> _Information provided_:
⁂

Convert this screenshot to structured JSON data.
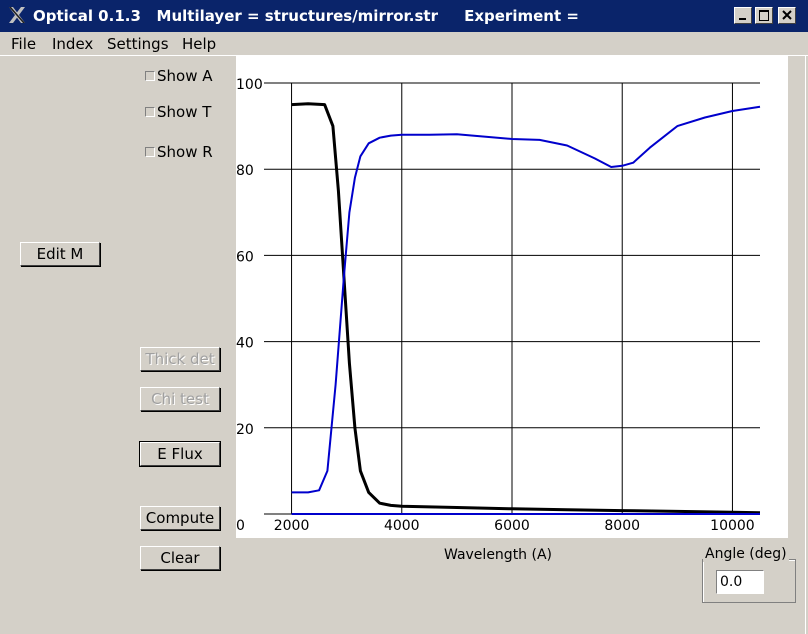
{
  "window": {
    "title": "Optical 0.1.3   Multilayer = structures/mirror.str     Experiment =",
    "controls": [
      "minimize-icon",
      "maximize-icon",
      "close-icon"
    ]
  },
  "menu": {
    "items": [
      "File",
      "Index",
      "Settings",
      "Help"
    ]
  },
  "checkboxes": {
    "show_a": "Show A",
    "show_t": "Show T",
    "show_r": "Show R"
  },
  "buttons": {
    "edit_m": "Edit M",
    "thick_det": "Thick det",
    "chi_test": "Chi test",
    "e_flux": "E Flux",
    "compute": "Compute",
    "clear": "Clear"
  },
  "angle": {
    "label": "Angle (deg)",
    "value": "0.0"
  },
  "chart_data": {
    "type": "line",
    "xlabel": "Wavelength (A)",
    "ylabel": "",
    "xlim": [
      1500,
      10500
    ],
    "ylim": [
      0,
      100
    ],
    "xticks": [
      2000,
      4000,
      6000,
      8000,
      10000
    ],
    "yticks": [
      0,
      20,
      40,
      60,
      80,
      100
    ],
    "grid": true,
    "colors": {
      "black": "#000000",
      "blue": "#0000cc"
    },
    "series": [
      {
        "color": "#000000",
        "x": [
          2000,
          2300,
          2600,
          2750,
          2850,
          2950,
          3050,
          3150,
          3250,
          3400,
          3600,
          3800,
          4000,
          5000,
          6000,
          7000,
          8000,
          9000,
          10000,
          10500
        ],
        "y": [
          95,
          95.2,
          95,
          90,
          75,
          55,
          35,
          20,
          10,
          5,
          2.5,
          2,
          1.8,
          1.5,
          1.2,
          1,
          0.8,
          0.6,
          0.4,
          0.3
        ]
      },
      {
        "color": "#0000cc",
        "x": [
          2000,
          2300,
          2500,
          2650,
          2800,
          2950,
          3050,
          3150,
          3250,
          3400,
          3600,
          3800,
          4000,
          4500,
          5000,
          6000,
          6500,
          7000,
          7500,
          7800,
          8000,
          8200,
          8500,
          9000,
          9500,
          10000,
          10500
        ],
        "y": [
          5,
          5,
          5.5,
          10,
          30,
          55,
          70,
          78,
          83,
          86,
          87.3,
          87.8,
          88,
          88,
          88.1,
          87,
          86.8,
          85.5,
          82.5,
          80.5,
          80.8,
          81.5,
          85,
          90,
          92,
          93.5,
          94.5
        ]
      },
      {
        "color": "#0000cc",
        "x": [
          2000,
          10500
        ],
        "y": [
          0,
          0
        ]
      }
    ]
  }
}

⁂

> _Task objective_:
Copy every line of the material in which the word "icon" occurs.

> _Exercise answer_:
      "minimize-icon",
      "maximize-icon",
      "close-icon"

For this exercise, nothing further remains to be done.